### TASK OBJECTIVE
The answer should be an exact copy of the lines from the one with "Transcribe the text in this document." through the end of the listing below, with no other lines.
○ ○ ○
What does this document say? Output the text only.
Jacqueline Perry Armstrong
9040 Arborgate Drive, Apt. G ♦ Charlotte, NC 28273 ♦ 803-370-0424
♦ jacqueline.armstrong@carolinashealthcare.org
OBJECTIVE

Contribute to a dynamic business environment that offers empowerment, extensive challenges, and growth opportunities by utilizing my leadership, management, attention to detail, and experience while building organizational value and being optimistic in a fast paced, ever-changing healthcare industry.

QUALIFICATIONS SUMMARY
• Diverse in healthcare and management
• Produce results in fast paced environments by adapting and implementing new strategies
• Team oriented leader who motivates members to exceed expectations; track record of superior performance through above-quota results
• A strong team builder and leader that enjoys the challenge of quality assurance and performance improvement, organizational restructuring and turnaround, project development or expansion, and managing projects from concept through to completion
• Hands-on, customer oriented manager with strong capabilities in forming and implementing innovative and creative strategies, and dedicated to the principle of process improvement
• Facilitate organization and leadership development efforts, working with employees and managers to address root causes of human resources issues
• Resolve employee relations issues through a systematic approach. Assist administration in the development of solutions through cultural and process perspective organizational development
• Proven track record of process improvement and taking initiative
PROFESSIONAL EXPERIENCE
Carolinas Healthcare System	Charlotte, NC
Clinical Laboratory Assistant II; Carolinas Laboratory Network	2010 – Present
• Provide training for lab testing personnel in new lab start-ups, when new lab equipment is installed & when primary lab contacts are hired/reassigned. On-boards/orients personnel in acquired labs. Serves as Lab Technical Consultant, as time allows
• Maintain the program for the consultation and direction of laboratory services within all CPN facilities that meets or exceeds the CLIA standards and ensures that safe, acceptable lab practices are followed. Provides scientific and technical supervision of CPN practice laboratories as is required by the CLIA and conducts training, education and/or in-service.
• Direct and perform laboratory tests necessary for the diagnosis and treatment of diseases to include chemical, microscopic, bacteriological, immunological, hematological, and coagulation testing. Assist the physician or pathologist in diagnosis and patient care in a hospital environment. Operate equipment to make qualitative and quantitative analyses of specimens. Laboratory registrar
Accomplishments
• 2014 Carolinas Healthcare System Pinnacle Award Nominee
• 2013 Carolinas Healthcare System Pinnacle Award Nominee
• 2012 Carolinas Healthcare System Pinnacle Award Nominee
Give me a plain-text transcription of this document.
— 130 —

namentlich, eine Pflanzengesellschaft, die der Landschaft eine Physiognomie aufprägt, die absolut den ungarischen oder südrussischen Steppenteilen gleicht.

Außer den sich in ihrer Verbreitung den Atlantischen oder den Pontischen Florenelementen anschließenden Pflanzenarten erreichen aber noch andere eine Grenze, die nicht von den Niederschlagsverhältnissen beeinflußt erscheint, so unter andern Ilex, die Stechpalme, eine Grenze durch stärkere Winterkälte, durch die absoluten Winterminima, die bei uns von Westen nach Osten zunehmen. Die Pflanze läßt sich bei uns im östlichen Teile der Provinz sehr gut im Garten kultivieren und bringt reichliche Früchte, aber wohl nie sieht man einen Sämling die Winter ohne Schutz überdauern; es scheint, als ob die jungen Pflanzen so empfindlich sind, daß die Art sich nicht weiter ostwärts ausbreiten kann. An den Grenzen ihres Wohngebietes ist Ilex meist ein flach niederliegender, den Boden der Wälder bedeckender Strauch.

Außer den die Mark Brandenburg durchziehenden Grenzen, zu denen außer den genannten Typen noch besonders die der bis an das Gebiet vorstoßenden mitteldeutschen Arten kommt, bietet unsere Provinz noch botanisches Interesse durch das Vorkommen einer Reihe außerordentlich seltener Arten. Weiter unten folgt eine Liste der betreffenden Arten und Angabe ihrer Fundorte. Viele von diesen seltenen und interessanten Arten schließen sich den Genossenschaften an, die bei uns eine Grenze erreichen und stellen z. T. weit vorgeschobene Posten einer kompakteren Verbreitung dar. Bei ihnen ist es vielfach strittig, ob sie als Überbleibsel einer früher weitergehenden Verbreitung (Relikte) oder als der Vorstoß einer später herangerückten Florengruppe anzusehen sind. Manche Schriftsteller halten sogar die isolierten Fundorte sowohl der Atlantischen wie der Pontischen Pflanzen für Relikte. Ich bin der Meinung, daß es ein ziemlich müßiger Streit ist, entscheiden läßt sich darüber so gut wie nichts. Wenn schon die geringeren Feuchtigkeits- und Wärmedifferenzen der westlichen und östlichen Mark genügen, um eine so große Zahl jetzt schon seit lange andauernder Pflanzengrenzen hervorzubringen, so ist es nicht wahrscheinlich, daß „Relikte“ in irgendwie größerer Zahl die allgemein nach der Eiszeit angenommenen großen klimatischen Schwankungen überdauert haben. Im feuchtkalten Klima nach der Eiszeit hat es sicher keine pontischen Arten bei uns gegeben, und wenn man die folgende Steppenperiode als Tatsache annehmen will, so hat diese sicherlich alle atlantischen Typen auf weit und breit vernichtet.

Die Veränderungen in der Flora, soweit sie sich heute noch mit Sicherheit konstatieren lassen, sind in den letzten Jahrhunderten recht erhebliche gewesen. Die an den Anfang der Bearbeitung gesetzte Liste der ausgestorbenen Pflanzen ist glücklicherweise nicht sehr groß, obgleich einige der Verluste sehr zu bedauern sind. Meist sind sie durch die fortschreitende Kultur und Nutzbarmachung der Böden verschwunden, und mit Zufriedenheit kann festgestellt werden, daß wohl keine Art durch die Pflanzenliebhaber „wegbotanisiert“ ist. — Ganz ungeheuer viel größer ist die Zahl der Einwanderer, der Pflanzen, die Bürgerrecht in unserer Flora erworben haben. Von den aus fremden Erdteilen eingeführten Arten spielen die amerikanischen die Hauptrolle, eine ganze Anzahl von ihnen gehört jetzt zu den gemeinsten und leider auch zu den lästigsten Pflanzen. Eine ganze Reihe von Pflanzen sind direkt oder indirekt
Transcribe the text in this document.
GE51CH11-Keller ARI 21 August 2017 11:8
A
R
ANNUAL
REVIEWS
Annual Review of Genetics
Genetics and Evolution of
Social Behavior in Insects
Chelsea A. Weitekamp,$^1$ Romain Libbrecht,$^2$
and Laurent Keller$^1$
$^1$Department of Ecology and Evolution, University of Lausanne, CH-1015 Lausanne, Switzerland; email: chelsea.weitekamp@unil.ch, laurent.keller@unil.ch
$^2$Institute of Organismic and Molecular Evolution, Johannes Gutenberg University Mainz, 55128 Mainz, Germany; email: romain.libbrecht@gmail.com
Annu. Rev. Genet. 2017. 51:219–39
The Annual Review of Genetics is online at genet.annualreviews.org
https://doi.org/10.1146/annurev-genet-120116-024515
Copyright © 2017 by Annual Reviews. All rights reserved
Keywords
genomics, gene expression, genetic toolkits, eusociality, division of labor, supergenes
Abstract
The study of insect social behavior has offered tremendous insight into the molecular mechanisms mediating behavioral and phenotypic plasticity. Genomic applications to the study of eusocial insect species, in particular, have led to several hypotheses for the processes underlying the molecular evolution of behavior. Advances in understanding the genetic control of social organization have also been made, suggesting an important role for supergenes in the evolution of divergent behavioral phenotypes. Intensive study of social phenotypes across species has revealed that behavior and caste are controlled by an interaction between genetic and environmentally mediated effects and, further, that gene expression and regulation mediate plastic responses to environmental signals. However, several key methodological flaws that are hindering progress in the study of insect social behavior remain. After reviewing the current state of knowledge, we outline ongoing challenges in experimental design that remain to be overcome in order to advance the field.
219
○ ○ ○
### OUTPUT FOR THIS TASK
Transcribe the text in this document.
GE51CH11-Keller ARI 21 August 2017 11:8
A
R
ANNUAL
REVIEWS
Annual Review of Genetics
Genetics and Evolution of
Social Behavior in Insects
Chelsea A. Weitekamp,$^1$ Romain Libbrecht,$^2$
and Laurent Keller$^1$
$^1$Department of Ecology and Evolution, University of Lausanne, CH-1015 Lausanne, Switzerland; email: chelsea.weitekamp@unil.ch, laurent.keller@unil.ch
$^2$Institute of Organismic and Molecular Evolution, Johannes Gutenberg University Mainz, 55128 Mainz, Germany; email: romain.libbrecht@gmail.com
Annu. Rev. Genet. 2017. 51:219–39
The Annual Review of Genetics is online at genet.annualreviews.org
https://doi.org/10.1146/annurev-genet-120116-024515
Copyright © 2017 by Annual Reviews. All rights reserved
Keywords
genomics, gene expression, genetic toolkits, eusociality, division of labor, supergenes
Abstract
The study of insect social behavior has offered tremendous insight into the molecular mechanisms mediating behavioral and phenotypic plasticity. Genomic applications to the study of eusocial insect species, in particular, have led to several hypotheses for the processes underlying the molecular evolution of behavior. Advances in understanding the genetic control of social organization have also been made, suggesting an important role for supergenes in the evolution of divergent behavioral phenotypes. Intensive study of social phenotypes across species has revealed that behavior and caste are controlled by an interaction between genetic and environmentally mediated effects and, further, that gene expression and regulation mediate plastic responses to environmental signals. However, several key methodological flaws that are hindering progress in the study of insect social behavior remain. After reviewing the current state of knowledge, we outline ongoing challenges in experimental design that remain to be overcome in order to advance the field.
219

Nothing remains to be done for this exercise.